:: TASK DETAILS ::
Where does the string "with" appear? Copy every line of the entries below that holds it.
___
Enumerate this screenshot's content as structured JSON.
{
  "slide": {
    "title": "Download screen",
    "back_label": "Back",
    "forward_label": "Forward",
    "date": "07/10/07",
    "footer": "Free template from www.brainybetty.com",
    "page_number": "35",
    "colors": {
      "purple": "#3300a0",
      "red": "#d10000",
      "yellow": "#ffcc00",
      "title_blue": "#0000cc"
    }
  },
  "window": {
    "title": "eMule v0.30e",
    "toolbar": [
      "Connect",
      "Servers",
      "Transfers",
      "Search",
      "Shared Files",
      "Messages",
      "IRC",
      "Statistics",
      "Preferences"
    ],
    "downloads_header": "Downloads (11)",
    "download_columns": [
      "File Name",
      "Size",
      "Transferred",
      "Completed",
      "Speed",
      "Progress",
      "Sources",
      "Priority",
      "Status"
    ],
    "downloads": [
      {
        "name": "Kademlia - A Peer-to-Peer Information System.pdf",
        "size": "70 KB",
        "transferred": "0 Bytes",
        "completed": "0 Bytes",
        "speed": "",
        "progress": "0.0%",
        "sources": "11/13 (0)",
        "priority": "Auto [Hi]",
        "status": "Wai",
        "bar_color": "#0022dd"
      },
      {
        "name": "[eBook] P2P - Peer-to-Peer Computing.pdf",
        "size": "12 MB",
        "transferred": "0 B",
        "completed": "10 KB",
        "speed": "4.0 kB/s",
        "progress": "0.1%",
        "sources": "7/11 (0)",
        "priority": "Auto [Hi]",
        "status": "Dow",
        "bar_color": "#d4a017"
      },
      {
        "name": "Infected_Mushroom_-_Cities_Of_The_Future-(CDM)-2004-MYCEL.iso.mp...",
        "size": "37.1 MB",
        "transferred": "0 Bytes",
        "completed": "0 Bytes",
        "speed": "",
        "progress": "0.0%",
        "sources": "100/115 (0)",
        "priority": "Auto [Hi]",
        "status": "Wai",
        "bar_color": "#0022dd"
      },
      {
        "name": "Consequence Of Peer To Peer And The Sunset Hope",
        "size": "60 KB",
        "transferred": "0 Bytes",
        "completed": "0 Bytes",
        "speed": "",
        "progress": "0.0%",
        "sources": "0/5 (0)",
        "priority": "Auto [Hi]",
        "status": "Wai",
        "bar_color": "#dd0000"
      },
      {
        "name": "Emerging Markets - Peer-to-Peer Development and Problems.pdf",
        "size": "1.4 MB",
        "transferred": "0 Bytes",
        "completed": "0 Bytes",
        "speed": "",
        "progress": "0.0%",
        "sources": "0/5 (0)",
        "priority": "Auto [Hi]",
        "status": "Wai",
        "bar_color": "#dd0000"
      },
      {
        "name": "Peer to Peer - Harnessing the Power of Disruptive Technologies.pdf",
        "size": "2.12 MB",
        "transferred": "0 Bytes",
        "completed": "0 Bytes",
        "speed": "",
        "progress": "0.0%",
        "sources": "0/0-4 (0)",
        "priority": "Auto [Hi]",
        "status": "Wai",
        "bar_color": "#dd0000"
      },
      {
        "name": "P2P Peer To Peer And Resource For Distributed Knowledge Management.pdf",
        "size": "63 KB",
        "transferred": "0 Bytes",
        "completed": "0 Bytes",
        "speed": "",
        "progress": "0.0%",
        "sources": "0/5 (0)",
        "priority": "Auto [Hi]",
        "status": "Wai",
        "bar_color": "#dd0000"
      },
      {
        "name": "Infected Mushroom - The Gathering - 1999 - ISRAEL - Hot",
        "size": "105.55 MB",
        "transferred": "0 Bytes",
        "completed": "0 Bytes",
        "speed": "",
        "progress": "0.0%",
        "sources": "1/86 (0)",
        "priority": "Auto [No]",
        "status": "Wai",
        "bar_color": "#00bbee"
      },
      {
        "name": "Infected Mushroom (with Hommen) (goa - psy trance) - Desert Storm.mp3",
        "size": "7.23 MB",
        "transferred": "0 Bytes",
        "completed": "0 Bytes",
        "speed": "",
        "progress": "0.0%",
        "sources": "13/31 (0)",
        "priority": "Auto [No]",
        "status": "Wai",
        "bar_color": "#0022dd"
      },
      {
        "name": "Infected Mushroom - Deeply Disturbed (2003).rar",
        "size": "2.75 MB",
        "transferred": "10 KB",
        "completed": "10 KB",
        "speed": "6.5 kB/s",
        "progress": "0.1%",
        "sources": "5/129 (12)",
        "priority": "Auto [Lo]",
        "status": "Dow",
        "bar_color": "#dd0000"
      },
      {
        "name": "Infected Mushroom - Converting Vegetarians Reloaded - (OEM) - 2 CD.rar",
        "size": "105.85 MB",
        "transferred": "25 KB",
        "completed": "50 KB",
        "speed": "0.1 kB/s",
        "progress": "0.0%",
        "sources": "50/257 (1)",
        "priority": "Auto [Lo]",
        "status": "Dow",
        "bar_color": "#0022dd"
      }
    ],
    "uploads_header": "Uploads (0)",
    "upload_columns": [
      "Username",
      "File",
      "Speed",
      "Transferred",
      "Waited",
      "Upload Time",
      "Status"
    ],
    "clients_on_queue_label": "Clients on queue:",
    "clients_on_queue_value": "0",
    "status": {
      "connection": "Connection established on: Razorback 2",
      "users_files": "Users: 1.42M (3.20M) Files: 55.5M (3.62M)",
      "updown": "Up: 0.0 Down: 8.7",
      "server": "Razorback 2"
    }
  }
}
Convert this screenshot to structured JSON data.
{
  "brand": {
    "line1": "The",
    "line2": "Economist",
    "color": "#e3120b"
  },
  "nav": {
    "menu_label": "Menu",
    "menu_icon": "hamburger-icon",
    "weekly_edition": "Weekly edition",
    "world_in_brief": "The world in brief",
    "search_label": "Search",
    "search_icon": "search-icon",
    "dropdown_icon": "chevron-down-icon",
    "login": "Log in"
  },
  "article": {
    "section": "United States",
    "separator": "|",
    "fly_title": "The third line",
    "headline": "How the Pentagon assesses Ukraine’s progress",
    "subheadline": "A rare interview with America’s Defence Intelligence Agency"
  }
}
___
:: EXPECTED ANSWER ::
        "name": "Infected Mushroom (with Hommen) (goa - psy trance) - Desert Storm.mp3",
    "subheadline": "A rare interview with America’s Defence Intelligence Agency"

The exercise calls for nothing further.